Jean-Efflam Bavouzet, piano
Tuesday, October 28, 7:30PM
Ordway Concert Hall
The award-winning French pianist Jean-Efflam Bavouzet makes his Schubert Club debut in two programs that will offer the rare chance to hear the complete piano works of Maurice Ravel. A specialist in French music, Bavouzet—with his infallible technique and trademark poetry at the keyboard — will bring Ravel’s music to life and give audiences the chance to hear some of the most intricate, lyrical,and technically difficult piano music ever written.
In addition to favorites such as La Valse, Pavane for a Dead Princess, and Le Tombeau de Couperin, Bavouzet will also present Jeux d’eau, Valse Nobles et Sentimentales, Gaspard de la nuit, as well as many shorter works that illustrate the remarkable spectrum of piano music written by Ravel.
As a pianist, Bavouzet enjoys a prolific recording and international concert career and has received the highest accolades from the New York Times, BBC Music Magazine and Classica. The Financial Times declared: “He makes you listen to music as if you are discovering it “Eureka!”-style: as in, yes, that’s what the composer must have meant.”
Bavouzet recently toured, to China, Poland, Romania, Finland, Japan the U.K., and the United States, appearing with many of today’s most renowned conductors: Vladimir Ashkenazy, Neeme Järvi, Daniele Gatti, Vasily Petrenko, Vladimir Jurowski, Yan Pascal Tortelier, Gianandrea Noseda, Leonard Slatkin and Gábor Takacs-Nagy. His high esteem in the international music community was reflected in his invitation to serve on the jury for the prestigious Van Cliburn Competition in 2022.
Bavouzet has an extensive discography on the Chandos label, and several of his recordings have been awarded Gramophone and BBC Music Magazine awards. This season also marks his debut with the Chamber Music Society of Lincoln Center in New York and he continues his three year residency at Wigmore Hall in London focusing on the music of Claude Debussy and his contemporaries. Bavouzet currently teaches at the Royal Northern College of Music in Manchester.

* [EXERCISE] Repeat the passage from the concert announcement for Jean-Efflam Bavouzet word for word, starting at "Bavouzet has an" and ending at "Music in Manchester.". Rely only on the text above when responding.

(Data records)
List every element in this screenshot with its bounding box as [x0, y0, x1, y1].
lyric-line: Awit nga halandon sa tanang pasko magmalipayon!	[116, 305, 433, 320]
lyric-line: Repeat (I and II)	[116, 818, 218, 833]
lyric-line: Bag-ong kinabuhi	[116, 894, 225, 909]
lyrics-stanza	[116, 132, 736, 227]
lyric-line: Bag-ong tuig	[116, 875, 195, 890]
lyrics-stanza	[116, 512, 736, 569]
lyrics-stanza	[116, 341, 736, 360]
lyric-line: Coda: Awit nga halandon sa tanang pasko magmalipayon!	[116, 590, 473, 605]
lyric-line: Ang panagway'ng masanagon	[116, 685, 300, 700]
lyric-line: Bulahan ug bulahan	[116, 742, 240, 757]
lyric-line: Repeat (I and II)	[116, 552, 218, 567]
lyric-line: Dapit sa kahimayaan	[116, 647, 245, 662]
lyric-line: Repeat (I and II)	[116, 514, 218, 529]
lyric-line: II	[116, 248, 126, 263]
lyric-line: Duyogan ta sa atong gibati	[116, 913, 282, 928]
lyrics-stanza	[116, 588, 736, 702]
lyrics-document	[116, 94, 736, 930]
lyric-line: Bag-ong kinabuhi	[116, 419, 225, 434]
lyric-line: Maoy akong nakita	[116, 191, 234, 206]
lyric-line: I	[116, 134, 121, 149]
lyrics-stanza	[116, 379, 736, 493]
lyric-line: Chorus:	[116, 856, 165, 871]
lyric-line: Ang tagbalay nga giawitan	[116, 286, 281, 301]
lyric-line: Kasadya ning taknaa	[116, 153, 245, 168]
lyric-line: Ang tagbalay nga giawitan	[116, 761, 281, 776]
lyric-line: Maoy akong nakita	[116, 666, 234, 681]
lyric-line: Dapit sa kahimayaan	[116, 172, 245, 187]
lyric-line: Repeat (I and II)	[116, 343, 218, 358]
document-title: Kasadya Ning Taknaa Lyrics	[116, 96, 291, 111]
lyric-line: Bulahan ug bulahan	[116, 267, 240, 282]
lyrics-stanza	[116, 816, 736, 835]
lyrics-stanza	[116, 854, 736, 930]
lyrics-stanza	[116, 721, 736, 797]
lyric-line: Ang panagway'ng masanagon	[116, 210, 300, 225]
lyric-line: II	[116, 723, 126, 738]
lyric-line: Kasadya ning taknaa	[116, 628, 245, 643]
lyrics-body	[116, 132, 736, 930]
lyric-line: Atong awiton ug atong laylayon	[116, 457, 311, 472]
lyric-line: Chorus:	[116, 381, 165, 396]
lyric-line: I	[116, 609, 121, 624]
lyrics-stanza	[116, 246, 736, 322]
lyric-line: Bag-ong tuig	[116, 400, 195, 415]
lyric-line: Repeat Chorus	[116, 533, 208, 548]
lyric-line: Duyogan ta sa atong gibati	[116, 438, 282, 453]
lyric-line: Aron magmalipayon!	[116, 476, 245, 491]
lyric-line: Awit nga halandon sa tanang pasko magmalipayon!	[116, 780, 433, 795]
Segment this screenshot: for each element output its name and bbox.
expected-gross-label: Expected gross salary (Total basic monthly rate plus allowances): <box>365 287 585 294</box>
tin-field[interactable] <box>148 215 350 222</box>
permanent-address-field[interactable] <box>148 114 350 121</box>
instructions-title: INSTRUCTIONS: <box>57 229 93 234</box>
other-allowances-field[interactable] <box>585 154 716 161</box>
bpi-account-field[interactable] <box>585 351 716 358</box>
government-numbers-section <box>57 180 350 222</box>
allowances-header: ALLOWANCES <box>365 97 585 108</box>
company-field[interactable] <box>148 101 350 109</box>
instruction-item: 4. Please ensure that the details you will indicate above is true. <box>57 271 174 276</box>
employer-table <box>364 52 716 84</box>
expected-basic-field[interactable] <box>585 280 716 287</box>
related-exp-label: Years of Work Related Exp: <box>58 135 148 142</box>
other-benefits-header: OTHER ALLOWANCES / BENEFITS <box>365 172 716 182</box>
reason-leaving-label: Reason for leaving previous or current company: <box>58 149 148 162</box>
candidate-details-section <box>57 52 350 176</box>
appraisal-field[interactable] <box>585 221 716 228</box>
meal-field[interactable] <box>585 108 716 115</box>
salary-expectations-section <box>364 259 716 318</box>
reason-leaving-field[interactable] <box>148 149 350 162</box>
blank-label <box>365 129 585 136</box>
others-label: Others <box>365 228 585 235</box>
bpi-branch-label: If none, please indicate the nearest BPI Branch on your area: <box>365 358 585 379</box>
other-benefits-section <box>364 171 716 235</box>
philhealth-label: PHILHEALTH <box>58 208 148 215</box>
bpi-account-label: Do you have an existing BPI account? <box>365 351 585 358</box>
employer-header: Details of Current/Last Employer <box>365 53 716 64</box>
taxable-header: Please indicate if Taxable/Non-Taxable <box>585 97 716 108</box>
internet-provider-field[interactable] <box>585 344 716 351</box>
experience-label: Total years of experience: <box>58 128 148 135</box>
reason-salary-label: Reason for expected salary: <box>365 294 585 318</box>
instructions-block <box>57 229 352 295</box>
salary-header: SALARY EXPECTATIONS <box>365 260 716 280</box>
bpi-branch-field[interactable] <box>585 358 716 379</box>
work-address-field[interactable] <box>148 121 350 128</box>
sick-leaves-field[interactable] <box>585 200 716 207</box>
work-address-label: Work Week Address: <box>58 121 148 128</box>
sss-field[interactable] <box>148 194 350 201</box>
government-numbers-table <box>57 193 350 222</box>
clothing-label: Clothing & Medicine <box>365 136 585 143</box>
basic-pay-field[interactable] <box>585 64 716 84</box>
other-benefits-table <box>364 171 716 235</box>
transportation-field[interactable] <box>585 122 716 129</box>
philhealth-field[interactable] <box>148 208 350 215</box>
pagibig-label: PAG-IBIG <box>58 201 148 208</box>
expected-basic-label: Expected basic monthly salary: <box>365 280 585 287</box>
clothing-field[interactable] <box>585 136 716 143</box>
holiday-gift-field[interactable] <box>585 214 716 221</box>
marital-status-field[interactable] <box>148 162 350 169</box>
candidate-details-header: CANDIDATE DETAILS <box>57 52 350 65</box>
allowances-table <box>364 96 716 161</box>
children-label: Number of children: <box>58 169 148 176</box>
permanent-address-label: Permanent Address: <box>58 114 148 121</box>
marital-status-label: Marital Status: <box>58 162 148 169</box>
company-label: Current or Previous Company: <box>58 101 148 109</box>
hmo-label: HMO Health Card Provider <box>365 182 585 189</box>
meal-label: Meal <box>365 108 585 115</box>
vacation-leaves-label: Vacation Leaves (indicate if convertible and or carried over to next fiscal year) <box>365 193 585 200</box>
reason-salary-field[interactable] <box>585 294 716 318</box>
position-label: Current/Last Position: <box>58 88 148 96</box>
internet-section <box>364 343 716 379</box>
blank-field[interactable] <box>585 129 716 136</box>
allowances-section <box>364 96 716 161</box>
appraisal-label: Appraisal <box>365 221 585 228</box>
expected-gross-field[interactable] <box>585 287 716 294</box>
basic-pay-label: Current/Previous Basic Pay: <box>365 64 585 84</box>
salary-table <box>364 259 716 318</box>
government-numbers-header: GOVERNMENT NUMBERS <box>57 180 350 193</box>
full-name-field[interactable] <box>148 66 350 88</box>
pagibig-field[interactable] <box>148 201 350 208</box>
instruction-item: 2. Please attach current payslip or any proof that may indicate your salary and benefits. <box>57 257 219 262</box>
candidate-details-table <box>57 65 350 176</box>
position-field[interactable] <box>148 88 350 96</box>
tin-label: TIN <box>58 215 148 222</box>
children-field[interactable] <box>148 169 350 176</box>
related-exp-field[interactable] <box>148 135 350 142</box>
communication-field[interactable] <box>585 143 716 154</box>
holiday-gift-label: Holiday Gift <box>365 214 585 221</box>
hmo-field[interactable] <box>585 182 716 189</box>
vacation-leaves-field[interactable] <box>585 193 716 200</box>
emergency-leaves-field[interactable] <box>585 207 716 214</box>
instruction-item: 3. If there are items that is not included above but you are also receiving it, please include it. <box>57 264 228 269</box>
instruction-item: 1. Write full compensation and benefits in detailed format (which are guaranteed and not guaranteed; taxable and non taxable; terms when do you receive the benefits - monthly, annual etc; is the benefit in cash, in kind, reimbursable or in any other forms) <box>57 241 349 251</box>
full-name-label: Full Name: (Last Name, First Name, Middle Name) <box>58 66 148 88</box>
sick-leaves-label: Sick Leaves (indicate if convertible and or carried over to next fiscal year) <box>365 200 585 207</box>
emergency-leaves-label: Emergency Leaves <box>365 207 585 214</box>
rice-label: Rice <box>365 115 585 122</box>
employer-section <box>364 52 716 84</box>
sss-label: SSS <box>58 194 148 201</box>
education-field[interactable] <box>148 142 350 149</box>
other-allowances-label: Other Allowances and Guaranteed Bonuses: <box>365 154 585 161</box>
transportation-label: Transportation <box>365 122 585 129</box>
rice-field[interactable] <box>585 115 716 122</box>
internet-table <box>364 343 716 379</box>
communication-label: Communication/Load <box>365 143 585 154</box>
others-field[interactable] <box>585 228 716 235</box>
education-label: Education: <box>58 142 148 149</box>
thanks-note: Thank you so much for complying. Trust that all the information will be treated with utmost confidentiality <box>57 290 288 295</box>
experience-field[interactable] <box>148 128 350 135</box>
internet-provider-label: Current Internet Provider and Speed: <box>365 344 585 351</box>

* [RESPONSE BELOW]
Bavouzet has an extensive discography on the Chandos label, and several of his recordings have been awarded Gramophone and BBC Music Magazine awards. This season also marks his debut with the Chamber Music Society of Lincoln Center in New York and he continues his three year residency at Wigmore Hall in London focusing on the music of Claude Debussy and his contemporaries. Bavouzet currently teaches at the Royal Northern College of Music in Manchester.